[SHORT TASK]
Write the records out again, keeping each line exactly as it is.

◇ ◇ ◇ ◇ ◇

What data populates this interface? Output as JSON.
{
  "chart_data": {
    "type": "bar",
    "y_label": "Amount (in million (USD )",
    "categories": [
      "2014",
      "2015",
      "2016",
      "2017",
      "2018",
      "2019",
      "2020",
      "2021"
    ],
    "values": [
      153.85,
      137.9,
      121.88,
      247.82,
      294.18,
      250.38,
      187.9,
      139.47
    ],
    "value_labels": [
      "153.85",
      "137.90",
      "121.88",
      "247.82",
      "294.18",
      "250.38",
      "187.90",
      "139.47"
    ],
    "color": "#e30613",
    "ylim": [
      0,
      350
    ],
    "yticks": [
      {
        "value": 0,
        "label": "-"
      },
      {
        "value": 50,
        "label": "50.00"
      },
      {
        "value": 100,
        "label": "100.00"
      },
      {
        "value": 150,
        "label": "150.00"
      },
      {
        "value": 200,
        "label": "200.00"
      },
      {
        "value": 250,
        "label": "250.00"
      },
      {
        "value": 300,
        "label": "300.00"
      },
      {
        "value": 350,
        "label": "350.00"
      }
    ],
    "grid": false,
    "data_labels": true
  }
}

◇ ◇ ◇ ◇ ◇

[SOLUTION]
What data populates this interface? Output as JSON.
{
  "chart_data": {
    "type": "bar",
    "y_label": "Amount (in million (USD )",
    "categories": [
      "2014",
      "2015",
      "2016",
      "2017",
      "2018",
      "2019",
      "2020",
      "2021"
    ],
    "values": [
      153.85,
      137.9,
      121.88,
      247.82,
      294.18,
      250.38,
      187.9,
      139.47
    ],
    "value_labels": [
      "153.85",
      "137.90",
      "121.88",
      "247.82",
      "294.18",
      "250.38",
      "187.90",
      "139.47"
    ],
    "color": "#e30613",
    "ylim": [
      0,
      350
    ],
    "yticks": [
      {
        "value": 0,
        "label": "-"
      },
      {
        "value": 50,
        "label": "50.00"
      },
      {
        "value": 100,
        "label": "100.00"
      },
      {
        "value": 150,
        "label": "150.00"
      },
      {
        "value": 200,
        "label": "200.00"
      },
      {
        "value": 250,
        "label": "250.00"
      },
      {
        "value": 300,
        "label": "300.00"
      },
      {
        "value": 350,
        "label": "350.00"
      }
    ],
    "grid": false,
    "data_labels": true
  }
}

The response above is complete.